TASKS.
• A. From the Clueless character list, copy the stretch from "Characters in American" through "premiered in 1996.".
• B. Answer these questions using the Clueless character list.
(i) In what year did the television series premiere?
(ii) Which novel inspired the creator of the original characters?
(iii) Who plays Cher Horowitz in the series?

SOURCE PASSAGE.
·····

= List of Clueless characters =

Characters in American film and TV show

This is a list of characters in the original film version of the American teen comedy Clueless (1995) and the subsequent television series of the same name, which premiered in 1996.

The original characters were created by Amy Heckerling, writer and director of the film, who was inspired by Jane Austen's novel Emma. The main character, Cher Horowitz, is a rich girl from Beverly Hills, California, whom Heckerling has described as "positive and happy".

==Cher Horowitz==
(Alicia Silverstone in the film, Rachel Blanchard in the series)

Cher is a sweet, if somewhat dippy, blonde teenager who lives with her father in Beverly Hills, California. Cher often speaks in Valley Girl slang (including new idioms coined by the writers of Clueless). Her role in the film and series is that of the central protagonist; many of the plot lines revolve around, or involve, Cher in some way, although sub-plots, particularly in the TV series, allow the focus to shift from her toward others and back.

·····

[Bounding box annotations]

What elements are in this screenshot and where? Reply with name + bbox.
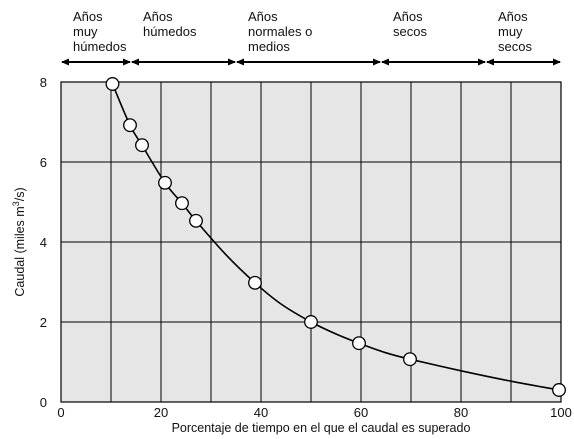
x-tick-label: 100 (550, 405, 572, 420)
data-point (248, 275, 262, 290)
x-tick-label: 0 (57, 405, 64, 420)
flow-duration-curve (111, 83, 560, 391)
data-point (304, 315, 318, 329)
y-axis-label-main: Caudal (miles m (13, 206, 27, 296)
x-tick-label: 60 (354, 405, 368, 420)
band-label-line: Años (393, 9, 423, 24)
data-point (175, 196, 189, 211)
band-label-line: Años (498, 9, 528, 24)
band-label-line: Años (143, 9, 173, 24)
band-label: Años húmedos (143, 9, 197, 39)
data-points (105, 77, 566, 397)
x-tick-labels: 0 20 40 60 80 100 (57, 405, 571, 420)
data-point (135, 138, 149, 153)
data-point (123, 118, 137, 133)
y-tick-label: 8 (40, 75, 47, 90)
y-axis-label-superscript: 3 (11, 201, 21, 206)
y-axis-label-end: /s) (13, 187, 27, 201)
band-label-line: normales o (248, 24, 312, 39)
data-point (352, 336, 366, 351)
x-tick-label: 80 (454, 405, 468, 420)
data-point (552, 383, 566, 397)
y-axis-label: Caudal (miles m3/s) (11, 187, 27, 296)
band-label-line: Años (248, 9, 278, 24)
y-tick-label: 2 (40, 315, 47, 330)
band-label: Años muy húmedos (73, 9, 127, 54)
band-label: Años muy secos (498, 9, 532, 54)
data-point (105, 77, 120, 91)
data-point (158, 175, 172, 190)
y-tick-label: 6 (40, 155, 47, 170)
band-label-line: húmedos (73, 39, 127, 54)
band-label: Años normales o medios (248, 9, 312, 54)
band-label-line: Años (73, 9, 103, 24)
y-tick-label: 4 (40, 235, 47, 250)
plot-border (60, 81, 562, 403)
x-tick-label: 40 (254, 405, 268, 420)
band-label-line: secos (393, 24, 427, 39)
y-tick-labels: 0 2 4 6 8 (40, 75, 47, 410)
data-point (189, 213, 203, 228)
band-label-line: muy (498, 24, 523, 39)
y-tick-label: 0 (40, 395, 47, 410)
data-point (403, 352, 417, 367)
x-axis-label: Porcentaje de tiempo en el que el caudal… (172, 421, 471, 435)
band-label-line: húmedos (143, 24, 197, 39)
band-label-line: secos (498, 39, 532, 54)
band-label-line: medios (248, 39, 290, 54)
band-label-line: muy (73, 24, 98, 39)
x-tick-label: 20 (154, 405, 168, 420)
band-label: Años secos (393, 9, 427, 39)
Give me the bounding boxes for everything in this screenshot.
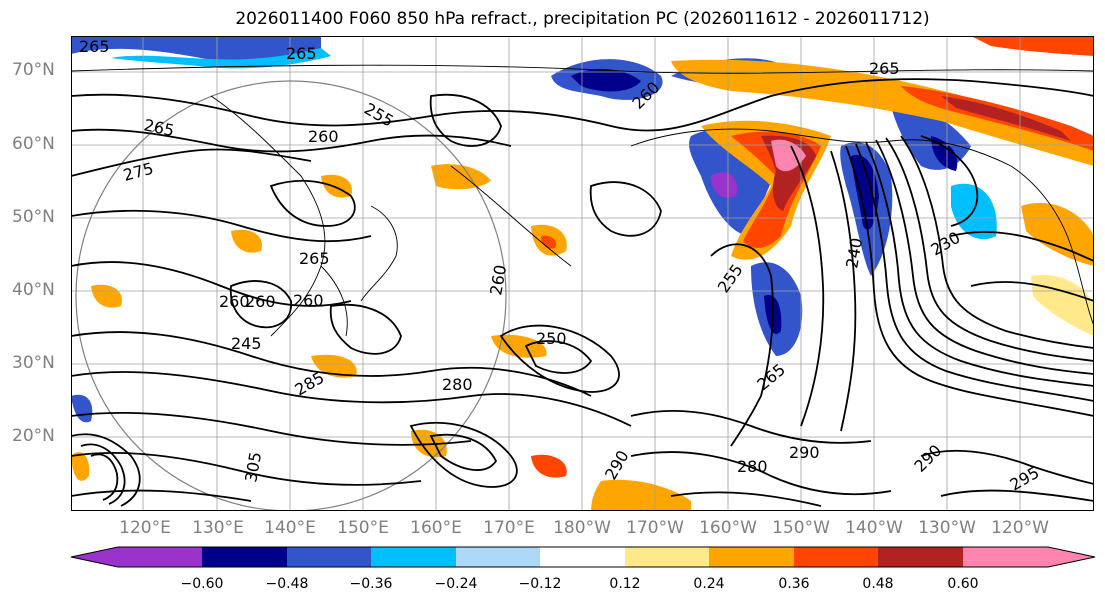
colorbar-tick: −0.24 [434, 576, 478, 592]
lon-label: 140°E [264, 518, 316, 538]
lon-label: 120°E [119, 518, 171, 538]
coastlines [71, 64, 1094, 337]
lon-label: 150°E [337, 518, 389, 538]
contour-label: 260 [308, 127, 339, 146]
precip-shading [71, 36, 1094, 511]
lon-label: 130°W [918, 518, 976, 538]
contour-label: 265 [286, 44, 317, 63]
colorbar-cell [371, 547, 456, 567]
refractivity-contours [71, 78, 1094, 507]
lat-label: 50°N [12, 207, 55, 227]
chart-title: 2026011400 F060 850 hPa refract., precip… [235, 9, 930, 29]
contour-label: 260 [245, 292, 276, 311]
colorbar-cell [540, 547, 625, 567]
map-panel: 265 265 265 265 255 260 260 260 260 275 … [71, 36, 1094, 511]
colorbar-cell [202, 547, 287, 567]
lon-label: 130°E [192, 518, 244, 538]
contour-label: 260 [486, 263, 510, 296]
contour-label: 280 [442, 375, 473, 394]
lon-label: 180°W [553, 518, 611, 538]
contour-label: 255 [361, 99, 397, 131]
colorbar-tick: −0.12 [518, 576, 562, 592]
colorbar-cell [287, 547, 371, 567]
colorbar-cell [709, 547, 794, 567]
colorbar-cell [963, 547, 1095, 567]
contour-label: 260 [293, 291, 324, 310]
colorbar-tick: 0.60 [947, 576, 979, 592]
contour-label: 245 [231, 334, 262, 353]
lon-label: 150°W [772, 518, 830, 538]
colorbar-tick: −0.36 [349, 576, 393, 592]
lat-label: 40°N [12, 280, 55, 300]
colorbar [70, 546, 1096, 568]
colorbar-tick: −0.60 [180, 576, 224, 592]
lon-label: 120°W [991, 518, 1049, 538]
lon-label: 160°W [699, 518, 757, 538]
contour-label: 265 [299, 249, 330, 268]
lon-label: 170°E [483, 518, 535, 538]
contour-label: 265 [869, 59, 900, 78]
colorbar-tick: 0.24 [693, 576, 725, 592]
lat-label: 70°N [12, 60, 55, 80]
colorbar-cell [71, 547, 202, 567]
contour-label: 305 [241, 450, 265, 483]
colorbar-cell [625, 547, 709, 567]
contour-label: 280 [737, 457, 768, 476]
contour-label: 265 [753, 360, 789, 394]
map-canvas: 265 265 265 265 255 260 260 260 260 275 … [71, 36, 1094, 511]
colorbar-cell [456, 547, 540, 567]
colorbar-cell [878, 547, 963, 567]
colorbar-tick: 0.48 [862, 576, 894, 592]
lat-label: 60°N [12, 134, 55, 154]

·····

PER-TASK ANSWERS.
• A.
Characters in American film and TV show

This is a list of characters in the original film version of the American teen comedy Clueless (1995) and the subsequent television series of the same name, which premiered in 1996.

• B.
(i) 1996
(ii) Jane Austen's novel Emma
(iii) Rachel Blanchard